__Direction__
Gather all lines from the material that contain the word "주민등록증".
<<<<
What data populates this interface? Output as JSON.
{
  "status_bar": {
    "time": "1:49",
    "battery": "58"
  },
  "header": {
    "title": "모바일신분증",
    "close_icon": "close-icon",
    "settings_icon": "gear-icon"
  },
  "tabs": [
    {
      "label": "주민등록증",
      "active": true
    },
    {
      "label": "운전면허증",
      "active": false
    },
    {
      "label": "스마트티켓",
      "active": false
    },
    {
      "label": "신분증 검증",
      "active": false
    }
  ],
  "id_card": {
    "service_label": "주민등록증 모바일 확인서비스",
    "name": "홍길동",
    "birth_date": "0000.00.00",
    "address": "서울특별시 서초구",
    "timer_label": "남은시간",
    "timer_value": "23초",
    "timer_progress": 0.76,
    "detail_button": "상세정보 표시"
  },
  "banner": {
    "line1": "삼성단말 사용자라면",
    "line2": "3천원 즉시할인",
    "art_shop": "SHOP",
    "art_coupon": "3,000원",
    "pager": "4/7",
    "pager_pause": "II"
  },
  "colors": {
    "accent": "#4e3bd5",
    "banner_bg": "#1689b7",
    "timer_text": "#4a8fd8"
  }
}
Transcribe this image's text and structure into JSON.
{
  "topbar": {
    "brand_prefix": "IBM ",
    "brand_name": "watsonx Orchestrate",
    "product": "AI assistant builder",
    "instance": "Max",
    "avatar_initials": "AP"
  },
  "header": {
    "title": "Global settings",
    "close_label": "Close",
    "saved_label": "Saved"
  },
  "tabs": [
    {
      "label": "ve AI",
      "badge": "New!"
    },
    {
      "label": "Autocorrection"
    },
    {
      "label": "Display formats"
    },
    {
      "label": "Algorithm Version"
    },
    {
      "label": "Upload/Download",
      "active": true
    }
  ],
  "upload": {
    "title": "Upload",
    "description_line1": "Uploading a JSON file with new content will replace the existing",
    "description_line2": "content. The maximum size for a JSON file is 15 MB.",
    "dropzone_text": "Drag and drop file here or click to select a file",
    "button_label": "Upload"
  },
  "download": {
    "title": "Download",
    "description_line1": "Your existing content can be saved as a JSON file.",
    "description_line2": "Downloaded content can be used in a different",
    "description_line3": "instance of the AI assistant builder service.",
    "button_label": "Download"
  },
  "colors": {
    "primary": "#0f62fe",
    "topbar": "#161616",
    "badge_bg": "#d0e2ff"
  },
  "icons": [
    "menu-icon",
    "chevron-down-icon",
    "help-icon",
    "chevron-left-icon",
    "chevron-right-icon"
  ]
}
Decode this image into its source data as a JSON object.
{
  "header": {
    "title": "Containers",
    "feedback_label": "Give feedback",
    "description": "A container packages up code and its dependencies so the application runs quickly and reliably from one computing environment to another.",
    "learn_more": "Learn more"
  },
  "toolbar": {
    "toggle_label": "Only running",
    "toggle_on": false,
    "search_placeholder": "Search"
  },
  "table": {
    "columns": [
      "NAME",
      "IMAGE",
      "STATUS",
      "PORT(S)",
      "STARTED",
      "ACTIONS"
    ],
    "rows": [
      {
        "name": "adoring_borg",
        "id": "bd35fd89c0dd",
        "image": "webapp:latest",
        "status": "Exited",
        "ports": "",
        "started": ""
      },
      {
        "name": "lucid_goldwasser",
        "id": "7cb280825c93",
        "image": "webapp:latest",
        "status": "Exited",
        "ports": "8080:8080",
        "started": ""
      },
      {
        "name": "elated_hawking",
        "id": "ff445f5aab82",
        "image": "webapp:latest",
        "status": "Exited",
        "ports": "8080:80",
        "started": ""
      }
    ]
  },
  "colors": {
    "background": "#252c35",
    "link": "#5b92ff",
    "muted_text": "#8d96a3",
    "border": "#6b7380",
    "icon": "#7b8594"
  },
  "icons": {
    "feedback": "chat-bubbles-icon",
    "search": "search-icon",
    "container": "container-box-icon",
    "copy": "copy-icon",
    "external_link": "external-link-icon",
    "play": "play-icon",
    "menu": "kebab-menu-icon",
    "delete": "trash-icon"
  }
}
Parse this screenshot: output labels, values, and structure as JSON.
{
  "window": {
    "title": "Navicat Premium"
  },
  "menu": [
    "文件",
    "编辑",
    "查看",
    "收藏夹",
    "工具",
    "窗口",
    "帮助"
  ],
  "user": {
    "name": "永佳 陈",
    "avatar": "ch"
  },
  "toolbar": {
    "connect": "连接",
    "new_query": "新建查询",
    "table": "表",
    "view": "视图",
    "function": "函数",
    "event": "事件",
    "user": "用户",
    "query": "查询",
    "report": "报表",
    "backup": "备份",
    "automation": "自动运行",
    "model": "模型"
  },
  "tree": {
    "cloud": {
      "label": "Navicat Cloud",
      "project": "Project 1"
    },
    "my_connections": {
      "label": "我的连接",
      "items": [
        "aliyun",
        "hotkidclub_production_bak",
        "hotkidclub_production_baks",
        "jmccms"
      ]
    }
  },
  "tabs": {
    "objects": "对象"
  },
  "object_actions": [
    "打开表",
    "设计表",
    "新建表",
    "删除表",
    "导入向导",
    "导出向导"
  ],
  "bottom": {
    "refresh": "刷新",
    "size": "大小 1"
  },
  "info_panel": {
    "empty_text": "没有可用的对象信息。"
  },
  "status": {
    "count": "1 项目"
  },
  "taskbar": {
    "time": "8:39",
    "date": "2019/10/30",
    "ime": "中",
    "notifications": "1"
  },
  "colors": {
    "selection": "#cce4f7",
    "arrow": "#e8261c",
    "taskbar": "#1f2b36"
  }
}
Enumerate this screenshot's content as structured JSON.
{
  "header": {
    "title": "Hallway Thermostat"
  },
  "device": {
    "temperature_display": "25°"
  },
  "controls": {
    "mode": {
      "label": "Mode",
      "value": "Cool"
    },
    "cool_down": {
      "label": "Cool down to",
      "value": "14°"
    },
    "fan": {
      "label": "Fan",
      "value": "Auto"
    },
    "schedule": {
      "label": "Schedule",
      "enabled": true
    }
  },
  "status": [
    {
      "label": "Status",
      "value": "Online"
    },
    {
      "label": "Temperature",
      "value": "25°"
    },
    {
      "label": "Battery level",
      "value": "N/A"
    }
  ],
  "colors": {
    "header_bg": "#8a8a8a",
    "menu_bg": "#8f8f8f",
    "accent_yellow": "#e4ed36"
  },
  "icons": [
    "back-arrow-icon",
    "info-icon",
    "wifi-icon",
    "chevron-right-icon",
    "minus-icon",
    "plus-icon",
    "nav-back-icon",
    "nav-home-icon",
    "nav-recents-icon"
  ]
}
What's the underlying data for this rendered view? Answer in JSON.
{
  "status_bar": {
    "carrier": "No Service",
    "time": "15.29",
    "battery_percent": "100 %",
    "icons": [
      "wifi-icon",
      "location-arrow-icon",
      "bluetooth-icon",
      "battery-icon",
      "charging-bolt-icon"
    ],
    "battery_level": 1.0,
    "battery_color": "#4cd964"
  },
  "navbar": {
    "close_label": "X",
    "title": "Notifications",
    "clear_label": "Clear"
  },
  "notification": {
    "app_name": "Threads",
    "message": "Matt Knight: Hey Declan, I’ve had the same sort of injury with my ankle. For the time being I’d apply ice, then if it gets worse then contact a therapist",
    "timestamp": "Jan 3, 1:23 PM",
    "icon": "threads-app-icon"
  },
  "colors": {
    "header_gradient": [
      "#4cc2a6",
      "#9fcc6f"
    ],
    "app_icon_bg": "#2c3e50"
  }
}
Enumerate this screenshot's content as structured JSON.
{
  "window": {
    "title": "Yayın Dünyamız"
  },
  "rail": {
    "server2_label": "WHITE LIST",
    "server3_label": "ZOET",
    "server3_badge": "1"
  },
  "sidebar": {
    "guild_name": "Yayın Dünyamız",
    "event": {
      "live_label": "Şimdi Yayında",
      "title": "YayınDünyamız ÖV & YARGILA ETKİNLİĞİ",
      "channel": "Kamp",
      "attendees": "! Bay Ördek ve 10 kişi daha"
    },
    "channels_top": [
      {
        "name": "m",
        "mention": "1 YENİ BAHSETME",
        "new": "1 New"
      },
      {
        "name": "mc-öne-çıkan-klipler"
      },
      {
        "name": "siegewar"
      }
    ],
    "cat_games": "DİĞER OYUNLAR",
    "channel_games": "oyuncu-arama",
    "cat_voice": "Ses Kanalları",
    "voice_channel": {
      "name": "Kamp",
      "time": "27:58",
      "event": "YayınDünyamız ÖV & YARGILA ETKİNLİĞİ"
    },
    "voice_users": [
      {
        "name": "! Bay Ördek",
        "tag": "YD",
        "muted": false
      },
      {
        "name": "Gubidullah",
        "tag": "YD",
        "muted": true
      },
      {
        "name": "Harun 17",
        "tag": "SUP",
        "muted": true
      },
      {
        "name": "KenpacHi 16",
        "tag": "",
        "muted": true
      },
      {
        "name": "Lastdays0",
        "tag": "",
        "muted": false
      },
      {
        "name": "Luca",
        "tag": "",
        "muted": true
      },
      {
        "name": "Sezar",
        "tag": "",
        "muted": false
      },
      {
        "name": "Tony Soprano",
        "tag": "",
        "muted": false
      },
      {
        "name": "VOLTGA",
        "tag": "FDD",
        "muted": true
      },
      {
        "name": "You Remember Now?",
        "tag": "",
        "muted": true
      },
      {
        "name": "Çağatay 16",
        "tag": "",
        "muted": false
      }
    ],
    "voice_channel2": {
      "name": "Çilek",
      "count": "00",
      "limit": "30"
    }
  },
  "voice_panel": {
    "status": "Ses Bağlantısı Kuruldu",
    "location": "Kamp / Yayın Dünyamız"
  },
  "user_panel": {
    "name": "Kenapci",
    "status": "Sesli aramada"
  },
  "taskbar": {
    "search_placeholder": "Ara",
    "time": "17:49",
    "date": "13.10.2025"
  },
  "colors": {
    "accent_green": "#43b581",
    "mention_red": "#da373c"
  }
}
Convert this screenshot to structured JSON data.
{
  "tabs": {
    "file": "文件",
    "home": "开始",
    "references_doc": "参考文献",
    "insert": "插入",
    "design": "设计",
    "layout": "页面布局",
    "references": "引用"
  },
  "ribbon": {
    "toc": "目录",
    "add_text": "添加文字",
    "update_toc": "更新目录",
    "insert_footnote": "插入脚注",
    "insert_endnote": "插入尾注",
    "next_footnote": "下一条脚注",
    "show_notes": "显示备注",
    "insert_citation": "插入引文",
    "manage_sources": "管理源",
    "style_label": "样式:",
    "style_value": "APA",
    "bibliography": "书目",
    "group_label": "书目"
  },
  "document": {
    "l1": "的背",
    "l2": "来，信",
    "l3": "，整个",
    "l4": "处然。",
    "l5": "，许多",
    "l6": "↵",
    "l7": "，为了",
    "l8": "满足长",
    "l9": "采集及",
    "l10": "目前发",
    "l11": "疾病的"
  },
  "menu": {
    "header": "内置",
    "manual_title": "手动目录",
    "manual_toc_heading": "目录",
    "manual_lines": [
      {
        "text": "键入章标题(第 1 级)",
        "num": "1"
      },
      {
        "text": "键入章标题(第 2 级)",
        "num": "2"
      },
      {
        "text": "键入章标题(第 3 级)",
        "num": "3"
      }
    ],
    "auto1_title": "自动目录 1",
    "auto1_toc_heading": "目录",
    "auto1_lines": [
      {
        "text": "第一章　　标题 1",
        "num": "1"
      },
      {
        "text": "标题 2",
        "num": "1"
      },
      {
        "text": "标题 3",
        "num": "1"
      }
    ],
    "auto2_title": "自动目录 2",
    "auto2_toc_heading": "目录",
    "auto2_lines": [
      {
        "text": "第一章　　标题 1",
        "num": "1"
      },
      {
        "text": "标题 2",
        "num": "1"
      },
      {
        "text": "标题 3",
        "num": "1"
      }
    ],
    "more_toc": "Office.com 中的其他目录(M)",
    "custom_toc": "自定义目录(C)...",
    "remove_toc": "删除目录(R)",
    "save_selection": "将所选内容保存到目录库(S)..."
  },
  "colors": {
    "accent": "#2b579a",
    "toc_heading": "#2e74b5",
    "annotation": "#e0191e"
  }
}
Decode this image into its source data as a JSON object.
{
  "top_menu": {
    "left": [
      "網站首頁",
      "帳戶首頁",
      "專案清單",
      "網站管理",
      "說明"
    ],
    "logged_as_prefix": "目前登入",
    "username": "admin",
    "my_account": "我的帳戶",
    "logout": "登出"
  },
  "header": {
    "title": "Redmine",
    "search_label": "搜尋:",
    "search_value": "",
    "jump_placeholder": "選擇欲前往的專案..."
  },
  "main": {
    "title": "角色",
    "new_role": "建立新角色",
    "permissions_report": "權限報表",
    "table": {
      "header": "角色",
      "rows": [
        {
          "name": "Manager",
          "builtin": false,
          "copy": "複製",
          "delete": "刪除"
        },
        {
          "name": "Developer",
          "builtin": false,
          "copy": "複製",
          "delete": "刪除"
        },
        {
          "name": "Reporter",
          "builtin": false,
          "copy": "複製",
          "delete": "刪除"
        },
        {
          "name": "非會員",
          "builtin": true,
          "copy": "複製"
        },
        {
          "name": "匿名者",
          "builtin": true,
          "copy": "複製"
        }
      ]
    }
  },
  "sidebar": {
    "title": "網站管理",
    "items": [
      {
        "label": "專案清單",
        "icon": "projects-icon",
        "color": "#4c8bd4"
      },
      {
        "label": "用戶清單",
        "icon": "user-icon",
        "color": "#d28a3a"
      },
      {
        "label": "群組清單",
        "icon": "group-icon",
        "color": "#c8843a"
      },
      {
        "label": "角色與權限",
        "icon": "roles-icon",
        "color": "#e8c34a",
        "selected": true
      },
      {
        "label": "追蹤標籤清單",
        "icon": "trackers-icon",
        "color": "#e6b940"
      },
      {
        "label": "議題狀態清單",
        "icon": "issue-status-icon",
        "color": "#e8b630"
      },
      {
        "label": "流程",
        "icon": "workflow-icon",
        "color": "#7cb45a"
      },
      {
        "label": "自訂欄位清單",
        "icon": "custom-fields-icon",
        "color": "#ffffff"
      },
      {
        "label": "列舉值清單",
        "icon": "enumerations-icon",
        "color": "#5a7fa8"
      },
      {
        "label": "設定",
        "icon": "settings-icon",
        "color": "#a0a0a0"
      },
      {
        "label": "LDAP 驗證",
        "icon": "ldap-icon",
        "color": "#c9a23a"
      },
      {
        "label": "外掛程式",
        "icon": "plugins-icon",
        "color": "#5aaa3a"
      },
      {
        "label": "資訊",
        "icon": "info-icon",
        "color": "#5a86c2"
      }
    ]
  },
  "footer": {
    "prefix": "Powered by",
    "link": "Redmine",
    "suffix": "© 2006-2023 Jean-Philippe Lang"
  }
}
>>>>
__Task solution__
      "label": "주민등록증",
    "service_label": "주민등록증 모바일 확인서비스",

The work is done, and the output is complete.